Collected data:

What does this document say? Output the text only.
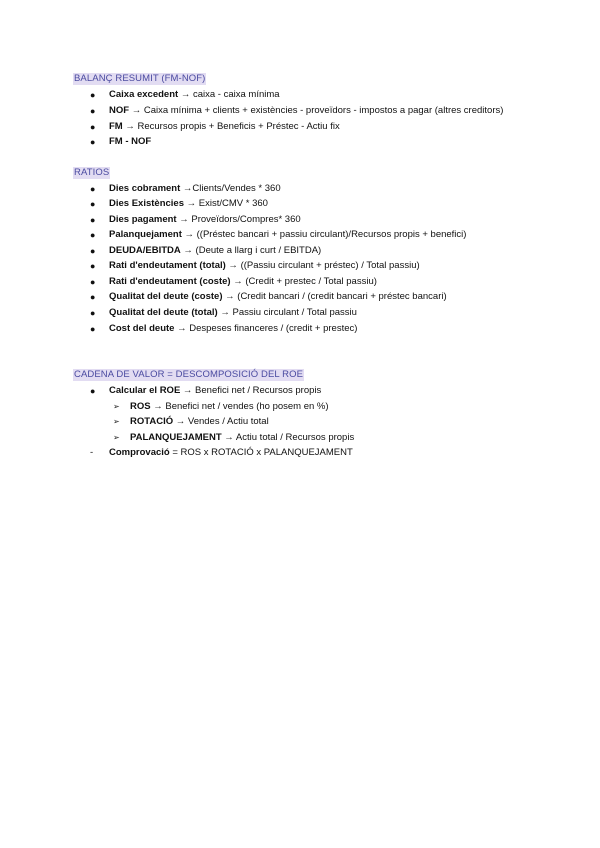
BALANÇ RESUMIT (FM-NOF)
● Caixa excedent → caixa - caixa mínima
● NOF → Caixa mínima + clients + existències - proveïdors - impostos a pagar (altres creditors)
● FM → Recursos propis + Beneficis + Préstec - Actiu fix
● FM - NOF
RATIOS
● Dies cobrament →Clients/Vendes * 360
● Dies Existències → Exist/CMV * 360
● Dies pagament → Proveïdors/Compres* 360
● Palanquejament → ((Préstec bancari + passiu circulant)/Recursos propis + benefici)
● DEUDA/EBITDA → (Deute a llarg i curt / EBITDA)
● Rati d'endeutament (total) → ((Passiu circulant + préstec) / Total passiu)
● Rati d'endeutament (coste) → (Credit + prestec / Total passiu)
● Qualitat del deute (coste) → (Credit bancari / (credit bancari + préstec bancari)
● Qualitat del deute (total) → Passiu circulant / Total passiu
● Cost del deute → Despeses financeres / (credit + prestec)
CADENA DE VALOR = DESCOMPOSICIÓ DEL ROE
● Calcular el ROE → Benefici net / Recursos propis
➢ ROS → Benefici net / vendes (ho posem en %)
➢ ROTACIÓ → Vendes / Actiu total
➢ PALANQUEJAMENT → Actiu total / Recursos propis
- Comprovació = ROS x ROTACIÓ x PALANQUEJAMENT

▶ **GIVEN EXERCISE**
Above are records with pictures; repeat the records exactly and leave the pictures out.

▶ **ANSWER TO THIS TASK**
What does this document say? Output the text only.
BALANÇ RESUMIT (FM-NOF)
● Caixa excedent → caixa - caixa mínima
● NOF → Caixa mínima + clients + existències - proveïdors - impostos a pagar (altres creditors)
● FM → Recursos propis + Beneficis + Préstec - Actiu fix
● FM - NOF
RATIOS
● Dies cobrament →Clients/Vendes * 360
● Dies Existències → Exist/CMV * 360
● Dies pagament → Proveïdors/Compres* 360
● Palanquejament → ((Préstec bancari + passiu circulant)/Recursos propis + benefici)
● DEUDA/EBITDA → (Deute a llarg i curt / EBITDA)
● Rati d'endeutament (total) → ((Passiu circulant + préstec) / Total passiu)
● Rati d'endeutament (coste) → (Credit + prestec / Total passiu)
● Qualitat del deute (coste) → (Credit bancari / (credit bancari + préstec bancari)
● Qualitat del deute (total) → Passiu circulant / Total passiu
● Cost del deute → Despeses financeres / (credit + prestec)
CADENA DE VALOR = DESCOMPOSICIÓ DEL ROE
● Calcular el ROE → Benefici net / Recursos propis
➢ ROS → Benefici net / vendes (ho posem en %)
➢ ROTACIÓ → Vendes / Actiu total
➢ PALANQUEJAMENT → Actiu total / Recursos propis
- Comprovació = ROS x ROTACIÓ x PALANQUEJAMENT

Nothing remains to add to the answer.